Task material —

━━━━━━━━━━━━━━━━━━━━━━━━━━━━━━

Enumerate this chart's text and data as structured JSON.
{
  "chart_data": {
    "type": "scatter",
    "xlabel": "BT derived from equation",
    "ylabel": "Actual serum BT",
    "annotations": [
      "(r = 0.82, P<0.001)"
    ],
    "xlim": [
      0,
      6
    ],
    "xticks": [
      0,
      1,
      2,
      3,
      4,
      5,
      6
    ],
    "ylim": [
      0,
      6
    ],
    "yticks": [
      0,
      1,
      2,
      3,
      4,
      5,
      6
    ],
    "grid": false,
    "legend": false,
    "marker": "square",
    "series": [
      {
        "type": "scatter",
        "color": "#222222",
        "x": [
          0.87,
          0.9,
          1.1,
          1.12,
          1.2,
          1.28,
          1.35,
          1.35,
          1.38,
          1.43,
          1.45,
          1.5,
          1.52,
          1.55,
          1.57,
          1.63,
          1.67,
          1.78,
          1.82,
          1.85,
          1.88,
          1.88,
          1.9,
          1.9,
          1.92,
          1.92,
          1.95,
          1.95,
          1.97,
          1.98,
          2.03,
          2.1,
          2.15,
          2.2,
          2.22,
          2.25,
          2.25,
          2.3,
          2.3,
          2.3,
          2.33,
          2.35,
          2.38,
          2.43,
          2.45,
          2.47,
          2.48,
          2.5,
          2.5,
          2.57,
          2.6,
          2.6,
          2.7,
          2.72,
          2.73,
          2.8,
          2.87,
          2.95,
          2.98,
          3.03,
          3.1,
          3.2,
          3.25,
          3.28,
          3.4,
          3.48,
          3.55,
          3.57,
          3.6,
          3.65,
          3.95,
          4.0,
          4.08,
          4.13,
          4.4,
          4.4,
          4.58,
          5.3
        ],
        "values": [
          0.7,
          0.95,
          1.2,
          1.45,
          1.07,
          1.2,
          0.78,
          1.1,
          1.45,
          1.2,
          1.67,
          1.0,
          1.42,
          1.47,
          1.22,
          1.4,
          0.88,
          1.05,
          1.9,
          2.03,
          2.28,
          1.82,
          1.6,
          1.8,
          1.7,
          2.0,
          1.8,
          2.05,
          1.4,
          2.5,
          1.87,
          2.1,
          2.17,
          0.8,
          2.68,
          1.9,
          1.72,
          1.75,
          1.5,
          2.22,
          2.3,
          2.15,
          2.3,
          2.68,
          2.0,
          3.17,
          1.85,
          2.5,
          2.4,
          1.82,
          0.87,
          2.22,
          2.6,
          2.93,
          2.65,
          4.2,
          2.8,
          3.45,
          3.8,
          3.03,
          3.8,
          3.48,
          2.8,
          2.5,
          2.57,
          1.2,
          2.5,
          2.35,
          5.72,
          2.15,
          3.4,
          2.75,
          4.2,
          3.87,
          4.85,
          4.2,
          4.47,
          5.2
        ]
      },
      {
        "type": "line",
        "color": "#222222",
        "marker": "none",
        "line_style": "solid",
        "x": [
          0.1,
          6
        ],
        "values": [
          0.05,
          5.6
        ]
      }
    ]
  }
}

━━━━━━━━━━━━━━━━━━━━━━━━━━━━━━

Return every line exactly.

Reply —
Enumerate this chart's text and data as structured JSON.
{
  "chart_data": {
    "type": "scatter",
    "xlabel": "BT derived from equation",
    "ylabel": "Actual serum BT",
    "annotations": [
      "(r = 0.82, P<0.001)"
    ],
    "xlim": [
      0,
      6
    ],
    "xticks": [
      0,
      1,
      2,
      3,
      4,
      5,
      6
    ],
    "ylim": [
      0,
      6
    ],
    "yticks": [
      0,
      1,
      2,
      3,
      4,
      5,
      6
    ],
    "grid": false,
    "legend": false,
    "marker": "square",
    "series": [
      {
        "type": "scatter",
        "color": "#222222",
        "x": [
          0.87,
          0.9,
          1.1,
          1.12,
          1.2,
          1.28,
          1.35,
          1.35,
          1.38,
          1.43,
          1.45,
          1.5,
          1.52,
          1.55,
          1.57,
          1.63,
          1.67,
          1.78,
          1.82,
          1.85,
          1.88,
          1.88,
          1.9,
          1.9,
          1.92,
          1.92,
          1.95,
          1.95,
          1.97,
          1.98,
          2.03,
          2.1,
          2.15,
          2.2,
          2.22,
          2.25,
          2.25,
          2.3,
          2.3,
          2.3,
          2.33,
          2.35,
          2.38,
          2.43,
          2.45,
          2.47,
          2.48,
          2.5,
          2.5,
          2.57,
          2.6,
          2.6,
          2.7,
          2.72,
          2.73,
          2.8,
          2.87,
          2.95,
          2.98,
          3.03,
          3.1,
          3.2,
          3.25,
          3.28,
          3.4,
          3.48,
          3.55,
          3.57,
          3.6,
          3.65,
          3.95,
          4.0,
          4.08,
          4.13,
          4.4,
          4.4,
          4.58,
          5.3
        ],
        "values": [
          0.7,
          0.95,
          1.2,
          1.45,
          1.07,
          1.2,
          0.78,
          1.1,
          1.45,
          1.2,
          1.67,
          1.0,
          1.42,
          1.47,
          1.22,
          1.4,
          0.88,
          1.05,
          1.9,
          2.03,
          2.28,
          1.82,
          1.6,
          1.8,
          1.7,
          2.0,
          1.8,
          2.05,
          1.4,
          2.5,
          1.87,
          2.1,
          2.17,
          0.8,
          2.68,
          1.9,
          1.72,
          1.75,
          1.5,
          2.22,
          2.3,
          2.15,
          2.3,
          2.68,
          2.0,
          3.17,
          1.85,
          2.5,
          2.4,
          1.82,
          0.87,
          2.22,
          2.6,
          2.93,
          2.65,
          4.2,
          2.8,
          3.45,
          3.8,
          3.03,
          3.8,
          3.48,
          2.8,
          2.5,
          2.57,
          1.2,
          2.5,
          2.35,
          5.72,
          2.15,
          3.4,
          2.75,
          4.2,
          3.87,
          4.85,
          4.2,
          4.47,
          5.2
        ]
      },
      {
        "type": "line",
        "color": "#222222",
        "marker": "none",
        "line_style": "solid",
        "x": [
          0.1,
          6
        ],
        "values": [
          0.05,
          5.6
        ]
      }
    ]
  }
}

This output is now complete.